**EXERCISE TASK**
Beneath this sentence is a set of records; write each of them out exactly.

═════ DATA PROVIDED

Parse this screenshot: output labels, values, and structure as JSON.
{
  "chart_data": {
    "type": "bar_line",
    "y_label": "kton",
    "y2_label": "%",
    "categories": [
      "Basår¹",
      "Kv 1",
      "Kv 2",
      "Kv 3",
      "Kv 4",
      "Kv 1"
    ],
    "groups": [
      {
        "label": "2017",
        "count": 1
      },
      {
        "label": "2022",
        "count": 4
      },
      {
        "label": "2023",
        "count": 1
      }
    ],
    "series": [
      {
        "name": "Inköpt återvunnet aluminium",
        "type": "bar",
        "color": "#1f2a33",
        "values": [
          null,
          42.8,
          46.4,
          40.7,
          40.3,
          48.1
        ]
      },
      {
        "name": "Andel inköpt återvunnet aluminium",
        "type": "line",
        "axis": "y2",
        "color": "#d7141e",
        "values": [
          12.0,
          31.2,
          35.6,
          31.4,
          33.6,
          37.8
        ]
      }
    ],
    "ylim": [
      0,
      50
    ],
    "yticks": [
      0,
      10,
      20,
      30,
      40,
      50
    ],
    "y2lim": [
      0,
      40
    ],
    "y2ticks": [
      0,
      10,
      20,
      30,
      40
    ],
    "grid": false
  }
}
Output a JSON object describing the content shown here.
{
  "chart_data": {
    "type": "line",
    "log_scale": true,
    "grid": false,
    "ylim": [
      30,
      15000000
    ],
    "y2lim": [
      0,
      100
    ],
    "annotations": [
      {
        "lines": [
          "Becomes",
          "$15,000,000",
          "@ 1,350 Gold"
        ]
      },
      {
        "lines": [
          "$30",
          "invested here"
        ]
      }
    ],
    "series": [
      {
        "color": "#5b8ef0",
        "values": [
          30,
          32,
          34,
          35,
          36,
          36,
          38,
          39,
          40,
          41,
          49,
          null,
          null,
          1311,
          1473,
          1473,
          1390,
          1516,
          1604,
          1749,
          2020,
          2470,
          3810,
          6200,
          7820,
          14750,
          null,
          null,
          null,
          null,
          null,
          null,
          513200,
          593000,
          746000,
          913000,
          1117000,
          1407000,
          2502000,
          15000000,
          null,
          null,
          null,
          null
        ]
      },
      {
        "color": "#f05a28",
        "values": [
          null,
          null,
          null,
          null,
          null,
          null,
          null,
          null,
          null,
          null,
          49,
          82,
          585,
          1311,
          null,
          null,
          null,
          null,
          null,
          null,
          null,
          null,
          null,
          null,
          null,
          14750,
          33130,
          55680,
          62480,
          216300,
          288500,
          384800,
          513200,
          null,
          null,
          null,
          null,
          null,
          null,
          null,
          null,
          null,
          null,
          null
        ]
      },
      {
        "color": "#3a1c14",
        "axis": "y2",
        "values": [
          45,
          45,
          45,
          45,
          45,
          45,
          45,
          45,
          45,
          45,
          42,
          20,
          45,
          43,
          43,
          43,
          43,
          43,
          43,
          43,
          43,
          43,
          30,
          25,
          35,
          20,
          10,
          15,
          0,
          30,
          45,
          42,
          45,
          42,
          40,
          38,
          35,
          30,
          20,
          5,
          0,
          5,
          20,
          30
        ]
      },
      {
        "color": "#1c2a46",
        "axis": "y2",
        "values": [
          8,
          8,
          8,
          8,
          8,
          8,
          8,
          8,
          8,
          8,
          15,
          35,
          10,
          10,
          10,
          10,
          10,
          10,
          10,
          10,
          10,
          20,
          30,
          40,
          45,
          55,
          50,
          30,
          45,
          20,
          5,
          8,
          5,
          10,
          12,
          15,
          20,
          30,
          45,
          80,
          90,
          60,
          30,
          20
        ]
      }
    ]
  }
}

══════════

**COMPLETE OUTPUT**
Parse this screenshot: output labels, values, and structure as JSON.
{
  "chart_data": {
    "type": "bar_line",
    "y_label": "kton",
    "y2_label": "%",
    "categories": [
      "Basår¹",
      "Kv 1",
      "Kv 2",
      "Kv 3",
      "Kv 4",
      "Kv 1"
    ],
    "groups": [
      {
        "label": "2017",
        "count": 1
      },
      {
        "label": "2022",
        "count": 4
      },
      {
        "label": "2023",
        "count": 1
      }
    ],
    "series": [
      {
        "name": "Inköpt återvunnet aluminium",
        "type": "bar",
        "color": "#1f2a33",
        "values": [
          null,
          42.8,
          46.4,
          40.7,
          40.3,
          48.1
        ]
      },
      {
        "name": "Andel inköpt återvunnet aluminium",
        "type": "line",
        "axis": "y2",
        "color": "#d7141e",
        "values": [
          12.0,
          31.2,
          35.6,
          31.4,
          33.6,
          37.8
        ]
      }
    ],
    "ylim": [
      0,
      50
    ],
    "yticks": [
      0,
      10,
      20,
      30,
      40,
      50
    ],
    "y2lim": [
      0,
      40
    ],
    "y2ticks": [
      0,
      10,
      20,
      30,
      40
    ],
    "grid": false
  }
}
Output a JSON object describing the content shown here.
{
  "chart_data": {
    "type": "line",
    "log_scale": true,
    "grid": false,
    "ylim": [
      30,
      15000000
    ],
    "y2lim": [
      0,
      100
    ],
    "annotations": [
      {
        "lines": [
          "Becomes",
          "$15,000,000",
          "@ 1,350 Gold"
        ]
      },
      {
        "lines": [
          "$30",
          "invested here"
        ]
      }
    ],
    "series": [
      {
        "color": "#5b8ef0",
        "values": [
          30,
          32,
          34,
          35,
          36,
          36,
          38,
          39,
          40,
          41,
          49,
          null,
          null,
          1311,
          1473,
          1473,
          1390,
          1516,
          1604,
          1749,
          2020,
          2470,
          3810,
          6200,
          7820,
          14750,
          null,
          null,
          null,
          null,
          null,
          null,
          513200,
          593000,
          746000,
          913000,
          1117000,
          1407000,
          2502000,
          15000000,
          null,
          null,
          null,
          null
        ]
      },
      {
        "color": "#f05a28",
        "values": [
          null,
          null,
          null,
          null,
          null,
          null,
          null,
          null,
          null,
          null,
          49,
          82,
          585,
          1311,
          null,
          null,
          null,
          null,
          null,
          null,
          null,
          null,
          null,
          null,
          null,
          14750,
          33130,
          55680,
          62480,
          216300,
          288500,
          384800,
          513200,
          null,
          null,
          null,
          null,
          null,
          null,
          null,
          null,
          null,
          null,
          null
        ]
      },
      {
        "color": "#3a1c14",
        "axis": "y2",
        "values": [
          45,
          45,
          45,
          45,
          45,
          45,
          45,
          45,
          45,
          45,
          42,
          20,
          45,
          43,
          43,
          43,
          43,
          43,
          43,
          43,
          43,
          43,
          30,
          25,
          35,
          20,
          10,
          15,
          0,
          30,
          45,
          42,
          45,
          42,
          40,
          38,
          35,
          30,
          20,
          5,
          0,
          5,
          20,
          30
        ]
      },
      {
        "color": "#1c2a46",
        "axis": "y2",
        "values": [
          8,
          8,
          8,
          8,
          8,
          8,
          8,
          8,
          8,
          8,
          15,
          35,
          10,
          10,
          10,
          10,
          10,
          10,
          10,
          10,
          10,
          20,
          30,
          40,
          45,
          55,
          50,
          30,
          45,
          20,
          5,
          8,
          5,
          10,
          12,
          15,
          20,
          30,
          45,
          80,
          90,
          60,
          30,
          20
        ]
      }
    ]
  }
}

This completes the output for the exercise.